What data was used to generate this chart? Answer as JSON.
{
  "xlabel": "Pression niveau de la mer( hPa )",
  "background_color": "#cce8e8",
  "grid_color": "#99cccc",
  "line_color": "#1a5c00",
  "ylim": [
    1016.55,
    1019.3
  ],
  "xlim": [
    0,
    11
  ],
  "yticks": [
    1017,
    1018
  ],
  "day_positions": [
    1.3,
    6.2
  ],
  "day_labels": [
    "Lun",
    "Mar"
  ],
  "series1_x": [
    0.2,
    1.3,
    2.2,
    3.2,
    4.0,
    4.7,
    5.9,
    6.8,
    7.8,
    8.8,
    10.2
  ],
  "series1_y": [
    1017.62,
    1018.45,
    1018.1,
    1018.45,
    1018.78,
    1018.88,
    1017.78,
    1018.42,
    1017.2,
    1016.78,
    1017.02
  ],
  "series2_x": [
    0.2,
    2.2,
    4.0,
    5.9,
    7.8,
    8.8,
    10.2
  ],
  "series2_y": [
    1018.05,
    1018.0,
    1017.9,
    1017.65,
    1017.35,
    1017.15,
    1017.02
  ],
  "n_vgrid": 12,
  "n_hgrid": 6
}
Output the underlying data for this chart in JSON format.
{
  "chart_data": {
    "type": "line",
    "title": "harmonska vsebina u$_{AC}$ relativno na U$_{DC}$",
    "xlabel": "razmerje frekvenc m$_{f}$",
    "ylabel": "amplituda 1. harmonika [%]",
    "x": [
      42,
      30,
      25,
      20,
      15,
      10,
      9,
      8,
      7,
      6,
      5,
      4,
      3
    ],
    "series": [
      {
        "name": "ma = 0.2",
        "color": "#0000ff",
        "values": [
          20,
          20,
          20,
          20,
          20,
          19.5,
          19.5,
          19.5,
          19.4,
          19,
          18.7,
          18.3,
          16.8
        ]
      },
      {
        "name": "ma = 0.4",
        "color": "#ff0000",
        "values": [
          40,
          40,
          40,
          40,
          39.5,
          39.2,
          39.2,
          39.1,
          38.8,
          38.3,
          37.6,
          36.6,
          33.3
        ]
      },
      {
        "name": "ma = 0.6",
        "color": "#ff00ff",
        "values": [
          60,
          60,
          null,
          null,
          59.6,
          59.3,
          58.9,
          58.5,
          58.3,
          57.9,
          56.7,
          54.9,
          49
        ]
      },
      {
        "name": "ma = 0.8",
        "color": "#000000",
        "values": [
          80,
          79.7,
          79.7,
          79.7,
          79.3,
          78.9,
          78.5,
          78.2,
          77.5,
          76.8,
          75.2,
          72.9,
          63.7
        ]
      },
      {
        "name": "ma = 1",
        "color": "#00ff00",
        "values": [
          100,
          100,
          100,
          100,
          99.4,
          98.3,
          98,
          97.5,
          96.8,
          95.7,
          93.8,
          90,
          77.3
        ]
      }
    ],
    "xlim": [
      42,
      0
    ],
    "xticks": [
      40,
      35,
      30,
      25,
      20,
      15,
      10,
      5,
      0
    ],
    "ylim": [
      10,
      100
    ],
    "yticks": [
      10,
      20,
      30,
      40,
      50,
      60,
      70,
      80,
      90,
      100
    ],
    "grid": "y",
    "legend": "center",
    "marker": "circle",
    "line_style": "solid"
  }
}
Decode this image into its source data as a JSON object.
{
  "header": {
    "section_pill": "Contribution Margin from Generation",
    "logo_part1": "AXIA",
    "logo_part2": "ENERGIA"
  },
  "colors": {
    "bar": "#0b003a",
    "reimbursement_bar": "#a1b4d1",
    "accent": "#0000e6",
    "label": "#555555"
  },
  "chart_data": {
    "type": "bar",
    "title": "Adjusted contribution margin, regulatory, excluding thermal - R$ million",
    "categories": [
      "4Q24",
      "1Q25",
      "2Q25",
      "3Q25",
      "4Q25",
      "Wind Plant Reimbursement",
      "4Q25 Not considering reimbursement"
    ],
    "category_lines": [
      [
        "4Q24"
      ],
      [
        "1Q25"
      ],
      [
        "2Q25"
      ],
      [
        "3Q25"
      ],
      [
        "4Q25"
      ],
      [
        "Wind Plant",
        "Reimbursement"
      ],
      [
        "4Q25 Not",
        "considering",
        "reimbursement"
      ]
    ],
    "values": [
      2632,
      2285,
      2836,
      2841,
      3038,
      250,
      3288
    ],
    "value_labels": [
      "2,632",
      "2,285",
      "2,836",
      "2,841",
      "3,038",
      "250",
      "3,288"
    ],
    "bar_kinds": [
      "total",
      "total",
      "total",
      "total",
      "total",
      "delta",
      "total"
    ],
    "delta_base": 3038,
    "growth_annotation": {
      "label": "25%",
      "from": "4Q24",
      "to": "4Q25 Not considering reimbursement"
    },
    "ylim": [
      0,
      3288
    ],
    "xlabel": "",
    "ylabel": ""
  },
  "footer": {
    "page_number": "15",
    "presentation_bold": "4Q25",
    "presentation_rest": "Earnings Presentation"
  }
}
# # # #
Task description:
Looking at the material above, count the lines containing the string "ylabel" and reply with the count alone.

Output of the task:
2